What the task asks
From the entries below, copy every line that holds the word "Tree".

Source data
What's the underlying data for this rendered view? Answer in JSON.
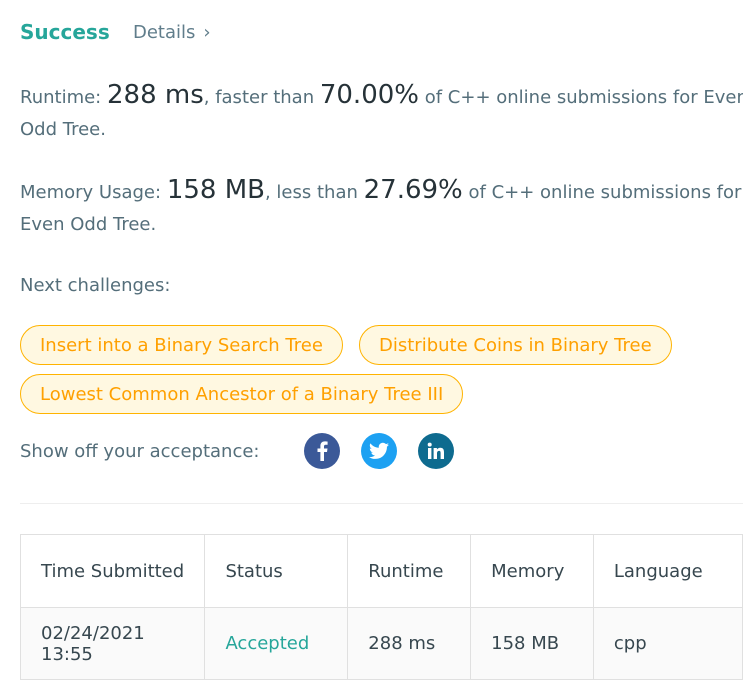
{
  "header": {
    "status": "Success",
    "details_label": "Details",
    "details_chevron": "›"
  },
  "runtime": {
    "label": "Runtime:",
    "value": "288 ms",
    "mid": ", faster than",
    "percent": "70.00%",
    "rest": "of C++ online submissions for Even",
    "line2": "Odd Tree."
  },
  "memory": {
    "label": "Memory Usage:",
    "value": "158 MB",
    "mid": ", less than",
    "percent": "27.69%",
    "rest": "of C++ online submissions for",
    "line2": "Even Odd Tree."
  },
  "next": {
    "label": "Next challenges:",
    "items": [
      "Insert into a Binary Search Tree",
      "Distribute Coins in Binary Tree",
      "Lowest Common Ancestor of a Binary Tree III"
    ]
  },
  "share": {
    "label": "Show off your acceptance:",
    "icons": [
      {
        "name": "facebook-icon",
        "glyph": "f",
        "color": "#3b5998"
      },
      {
        "name": "twitter-icon",
        "glyph": "t",
        "color": "#1da1f2"
      },
      {
        "name": "linkedin-icon",
        "glyph": "in",
        "color": "#0e6b8f"
      }
    ]
  },
  "table": {
    "headers": [
      "Time Submitted",
      "Status",
      "Runtime",
      "Memory",
      "Language"
    ],
    "row": [
      "02/24/2021 13:55",
      "Accepted",
      "288 ms",
      "158 MB",
      "cpp"
    ]
  }
}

Answer to the exercise
    "line2": "Odd Tree."
    "line2": "Even Odd Tree."
      "Insert into a Binary Search Tree",
      "Distribute Coins in Binary Tree",
      "Lowest Common Ancestor of a Binary Tree III"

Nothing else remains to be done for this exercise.